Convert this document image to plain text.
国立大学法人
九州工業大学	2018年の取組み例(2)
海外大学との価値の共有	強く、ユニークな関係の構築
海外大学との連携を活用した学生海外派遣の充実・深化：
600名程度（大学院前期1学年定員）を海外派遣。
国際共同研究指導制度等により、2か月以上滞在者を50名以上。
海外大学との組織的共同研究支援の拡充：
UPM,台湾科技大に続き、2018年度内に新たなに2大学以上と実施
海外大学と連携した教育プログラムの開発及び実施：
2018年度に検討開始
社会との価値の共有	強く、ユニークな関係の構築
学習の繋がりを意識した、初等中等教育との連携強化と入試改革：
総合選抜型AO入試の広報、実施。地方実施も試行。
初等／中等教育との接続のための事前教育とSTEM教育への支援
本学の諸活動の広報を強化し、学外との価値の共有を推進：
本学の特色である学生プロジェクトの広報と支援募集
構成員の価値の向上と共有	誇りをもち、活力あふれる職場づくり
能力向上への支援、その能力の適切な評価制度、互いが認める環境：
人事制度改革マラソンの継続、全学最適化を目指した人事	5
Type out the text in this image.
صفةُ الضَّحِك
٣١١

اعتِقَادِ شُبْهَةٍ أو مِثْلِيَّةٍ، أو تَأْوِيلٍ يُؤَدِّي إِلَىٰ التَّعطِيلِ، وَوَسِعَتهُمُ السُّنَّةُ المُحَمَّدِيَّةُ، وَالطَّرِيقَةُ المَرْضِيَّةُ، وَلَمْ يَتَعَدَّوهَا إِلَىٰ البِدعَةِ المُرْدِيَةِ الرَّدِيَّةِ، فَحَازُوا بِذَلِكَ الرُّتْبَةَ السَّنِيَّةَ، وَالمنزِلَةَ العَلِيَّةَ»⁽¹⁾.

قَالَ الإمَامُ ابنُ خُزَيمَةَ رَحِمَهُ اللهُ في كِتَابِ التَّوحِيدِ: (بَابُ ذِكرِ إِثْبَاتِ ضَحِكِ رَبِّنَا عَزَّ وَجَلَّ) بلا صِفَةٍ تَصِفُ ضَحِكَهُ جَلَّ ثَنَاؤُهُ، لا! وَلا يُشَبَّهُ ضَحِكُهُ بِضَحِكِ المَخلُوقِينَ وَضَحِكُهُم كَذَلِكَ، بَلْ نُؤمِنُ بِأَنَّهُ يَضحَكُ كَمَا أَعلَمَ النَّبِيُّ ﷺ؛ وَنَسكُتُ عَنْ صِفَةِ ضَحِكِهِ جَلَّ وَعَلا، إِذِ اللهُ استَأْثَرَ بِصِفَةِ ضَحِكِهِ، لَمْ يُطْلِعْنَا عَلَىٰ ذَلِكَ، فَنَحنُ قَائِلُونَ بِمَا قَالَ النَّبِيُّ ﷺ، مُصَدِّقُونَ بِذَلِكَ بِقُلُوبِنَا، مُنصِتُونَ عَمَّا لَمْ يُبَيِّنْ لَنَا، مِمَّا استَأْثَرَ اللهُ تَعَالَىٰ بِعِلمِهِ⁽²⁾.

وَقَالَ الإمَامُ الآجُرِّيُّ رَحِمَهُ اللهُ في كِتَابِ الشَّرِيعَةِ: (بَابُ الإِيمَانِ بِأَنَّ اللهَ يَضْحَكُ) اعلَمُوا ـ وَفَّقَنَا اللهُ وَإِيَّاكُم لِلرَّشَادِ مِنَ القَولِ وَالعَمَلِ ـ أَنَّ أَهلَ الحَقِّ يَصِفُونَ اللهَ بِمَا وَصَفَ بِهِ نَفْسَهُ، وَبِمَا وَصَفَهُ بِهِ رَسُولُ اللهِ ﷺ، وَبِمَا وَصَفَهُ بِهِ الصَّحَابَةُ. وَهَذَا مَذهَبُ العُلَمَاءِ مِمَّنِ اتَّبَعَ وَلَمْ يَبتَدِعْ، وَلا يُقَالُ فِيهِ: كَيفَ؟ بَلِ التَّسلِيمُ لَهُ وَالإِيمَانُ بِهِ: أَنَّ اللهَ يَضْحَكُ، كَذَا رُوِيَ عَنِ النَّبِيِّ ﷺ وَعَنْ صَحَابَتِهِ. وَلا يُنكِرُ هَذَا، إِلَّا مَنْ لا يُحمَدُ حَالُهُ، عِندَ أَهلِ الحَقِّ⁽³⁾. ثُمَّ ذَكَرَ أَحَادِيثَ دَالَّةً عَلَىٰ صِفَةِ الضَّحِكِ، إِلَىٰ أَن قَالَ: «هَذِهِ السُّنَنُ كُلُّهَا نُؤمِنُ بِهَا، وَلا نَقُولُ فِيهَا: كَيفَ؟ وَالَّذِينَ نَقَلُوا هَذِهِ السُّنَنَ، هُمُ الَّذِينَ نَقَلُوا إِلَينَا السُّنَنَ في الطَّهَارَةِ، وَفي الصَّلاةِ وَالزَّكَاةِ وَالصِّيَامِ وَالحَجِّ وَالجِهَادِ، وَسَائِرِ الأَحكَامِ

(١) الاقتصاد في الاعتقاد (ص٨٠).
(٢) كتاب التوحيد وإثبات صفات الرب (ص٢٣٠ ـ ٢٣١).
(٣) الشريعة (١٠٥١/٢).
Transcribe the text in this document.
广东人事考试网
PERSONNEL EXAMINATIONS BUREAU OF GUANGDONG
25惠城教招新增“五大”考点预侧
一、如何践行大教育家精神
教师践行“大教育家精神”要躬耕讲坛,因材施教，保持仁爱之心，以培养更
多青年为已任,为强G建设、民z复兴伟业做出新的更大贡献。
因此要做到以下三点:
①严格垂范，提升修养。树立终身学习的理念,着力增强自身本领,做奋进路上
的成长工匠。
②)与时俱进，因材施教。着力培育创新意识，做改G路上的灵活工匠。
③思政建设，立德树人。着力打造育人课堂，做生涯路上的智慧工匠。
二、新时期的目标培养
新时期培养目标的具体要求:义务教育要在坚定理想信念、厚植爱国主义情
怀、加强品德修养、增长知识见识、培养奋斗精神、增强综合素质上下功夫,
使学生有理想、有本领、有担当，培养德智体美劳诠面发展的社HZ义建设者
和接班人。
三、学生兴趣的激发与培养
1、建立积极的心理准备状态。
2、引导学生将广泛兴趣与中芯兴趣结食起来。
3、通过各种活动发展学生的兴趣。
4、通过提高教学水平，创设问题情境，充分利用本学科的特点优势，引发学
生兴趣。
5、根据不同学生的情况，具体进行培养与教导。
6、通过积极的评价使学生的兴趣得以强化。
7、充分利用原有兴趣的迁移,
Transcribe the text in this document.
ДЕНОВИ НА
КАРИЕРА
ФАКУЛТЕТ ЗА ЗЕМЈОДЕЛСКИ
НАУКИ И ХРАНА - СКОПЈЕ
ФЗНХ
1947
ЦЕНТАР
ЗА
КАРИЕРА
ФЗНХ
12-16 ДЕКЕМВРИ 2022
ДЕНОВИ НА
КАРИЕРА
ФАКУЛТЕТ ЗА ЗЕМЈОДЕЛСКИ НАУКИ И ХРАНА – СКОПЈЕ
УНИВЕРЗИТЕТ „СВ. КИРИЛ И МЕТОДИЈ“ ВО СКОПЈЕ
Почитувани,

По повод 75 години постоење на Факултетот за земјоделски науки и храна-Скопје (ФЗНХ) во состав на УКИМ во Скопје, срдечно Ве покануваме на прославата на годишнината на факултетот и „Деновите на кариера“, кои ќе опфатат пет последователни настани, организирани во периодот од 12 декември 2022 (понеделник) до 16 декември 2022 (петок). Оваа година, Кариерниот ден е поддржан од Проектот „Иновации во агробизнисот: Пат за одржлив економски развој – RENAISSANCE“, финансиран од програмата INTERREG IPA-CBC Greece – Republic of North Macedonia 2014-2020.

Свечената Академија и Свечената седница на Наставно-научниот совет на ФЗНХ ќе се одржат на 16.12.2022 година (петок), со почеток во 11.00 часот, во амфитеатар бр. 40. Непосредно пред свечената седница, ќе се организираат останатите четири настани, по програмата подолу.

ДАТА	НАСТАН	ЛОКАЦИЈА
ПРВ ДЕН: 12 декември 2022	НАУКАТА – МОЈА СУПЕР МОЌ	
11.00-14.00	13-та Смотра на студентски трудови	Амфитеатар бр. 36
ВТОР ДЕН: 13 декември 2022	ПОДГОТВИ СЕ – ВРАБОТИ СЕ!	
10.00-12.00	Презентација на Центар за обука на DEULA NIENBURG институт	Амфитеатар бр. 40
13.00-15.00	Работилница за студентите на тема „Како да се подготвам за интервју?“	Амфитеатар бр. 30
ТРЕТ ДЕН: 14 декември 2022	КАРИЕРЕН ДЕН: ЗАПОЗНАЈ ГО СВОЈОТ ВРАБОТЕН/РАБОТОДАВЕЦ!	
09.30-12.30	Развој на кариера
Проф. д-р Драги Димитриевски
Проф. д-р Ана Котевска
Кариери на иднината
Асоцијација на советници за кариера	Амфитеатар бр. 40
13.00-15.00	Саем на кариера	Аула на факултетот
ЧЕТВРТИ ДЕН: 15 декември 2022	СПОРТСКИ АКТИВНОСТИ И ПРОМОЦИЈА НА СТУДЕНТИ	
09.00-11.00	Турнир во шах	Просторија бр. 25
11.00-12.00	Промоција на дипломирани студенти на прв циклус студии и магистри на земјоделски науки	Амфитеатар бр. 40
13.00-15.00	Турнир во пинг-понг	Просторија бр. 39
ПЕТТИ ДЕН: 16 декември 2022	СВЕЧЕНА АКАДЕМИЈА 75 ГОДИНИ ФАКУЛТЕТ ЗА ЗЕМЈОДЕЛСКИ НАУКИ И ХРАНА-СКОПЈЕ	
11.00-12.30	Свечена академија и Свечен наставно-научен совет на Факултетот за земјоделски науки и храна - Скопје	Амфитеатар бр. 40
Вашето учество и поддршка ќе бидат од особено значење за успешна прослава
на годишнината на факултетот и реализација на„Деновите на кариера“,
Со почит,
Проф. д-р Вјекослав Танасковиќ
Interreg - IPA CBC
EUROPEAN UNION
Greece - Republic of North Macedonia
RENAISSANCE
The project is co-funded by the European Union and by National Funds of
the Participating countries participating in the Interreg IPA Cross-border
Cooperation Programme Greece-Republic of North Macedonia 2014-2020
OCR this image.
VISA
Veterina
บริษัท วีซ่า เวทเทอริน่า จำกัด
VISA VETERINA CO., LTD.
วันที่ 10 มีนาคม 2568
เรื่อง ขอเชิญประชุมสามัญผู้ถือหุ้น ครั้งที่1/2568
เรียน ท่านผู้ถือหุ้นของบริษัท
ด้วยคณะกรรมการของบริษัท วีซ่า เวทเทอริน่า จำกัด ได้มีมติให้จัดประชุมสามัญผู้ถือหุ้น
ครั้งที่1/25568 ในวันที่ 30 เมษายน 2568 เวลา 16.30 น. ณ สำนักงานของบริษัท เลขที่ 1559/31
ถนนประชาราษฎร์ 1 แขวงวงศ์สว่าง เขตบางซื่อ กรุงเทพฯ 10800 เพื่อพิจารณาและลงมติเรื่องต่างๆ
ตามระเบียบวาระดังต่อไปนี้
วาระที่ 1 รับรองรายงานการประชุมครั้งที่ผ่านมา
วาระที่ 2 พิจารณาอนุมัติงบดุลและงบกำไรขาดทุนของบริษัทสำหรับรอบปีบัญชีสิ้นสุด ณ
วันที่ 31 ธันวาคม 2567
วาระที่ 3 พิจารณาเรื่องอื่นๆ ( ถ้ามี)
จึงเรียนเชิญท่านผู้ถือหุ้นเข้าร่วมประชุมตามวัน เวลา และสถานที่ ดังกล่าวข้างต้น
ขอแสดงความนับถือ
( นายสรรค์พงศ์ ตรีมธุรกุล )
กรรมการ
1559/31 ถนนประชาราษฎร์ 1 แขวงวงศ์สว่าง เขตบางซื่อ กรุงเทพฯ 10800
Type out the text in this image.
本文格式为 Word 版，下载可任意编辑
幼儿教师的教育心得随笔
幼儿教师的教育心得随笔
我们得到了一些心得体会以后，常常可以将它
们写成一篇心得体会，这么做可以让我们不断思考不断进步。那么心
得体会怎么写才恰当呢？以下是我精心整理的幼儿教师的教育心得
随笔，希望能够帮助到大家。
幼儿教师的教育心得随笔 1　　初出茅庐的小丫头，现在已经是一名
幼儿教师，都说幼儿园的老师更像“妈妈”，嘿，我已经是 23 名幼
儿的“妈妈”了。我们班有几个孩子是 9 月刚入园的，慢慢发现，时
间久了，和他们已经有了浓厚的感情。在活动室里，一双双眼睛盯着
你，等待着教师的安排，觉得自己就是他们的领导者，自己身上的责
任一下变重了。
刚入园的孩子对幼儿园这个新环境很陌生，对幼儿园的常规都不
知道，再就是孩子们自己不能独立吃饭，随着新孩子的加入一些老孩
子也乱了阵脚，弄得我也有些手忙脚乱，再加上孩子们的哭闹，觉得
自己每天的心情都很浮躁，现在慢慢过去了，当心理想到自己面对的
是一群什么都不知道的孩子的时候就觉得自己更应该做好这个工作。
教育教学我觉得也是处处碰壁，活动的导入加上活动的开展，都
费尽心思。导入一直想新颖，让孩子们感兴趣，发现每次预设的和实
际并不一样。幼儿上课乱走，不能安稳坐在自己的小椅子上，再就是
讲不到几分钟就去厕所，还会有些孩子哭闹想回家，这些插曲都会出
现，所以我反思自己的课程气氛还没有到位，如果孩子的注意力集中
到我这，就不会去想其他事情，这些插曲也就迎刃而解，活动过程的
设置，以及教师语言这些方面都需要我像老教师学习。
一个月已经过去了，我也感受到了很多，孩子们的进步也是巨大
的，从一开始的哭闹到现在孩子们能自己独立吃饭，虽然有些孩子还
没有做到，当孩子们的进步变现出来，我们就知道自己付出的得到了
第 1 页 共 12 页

- _Problem statement_
State how many lines of the listing include the word "เวทเทอร". Reply with the number alone.

- _Task solution_
2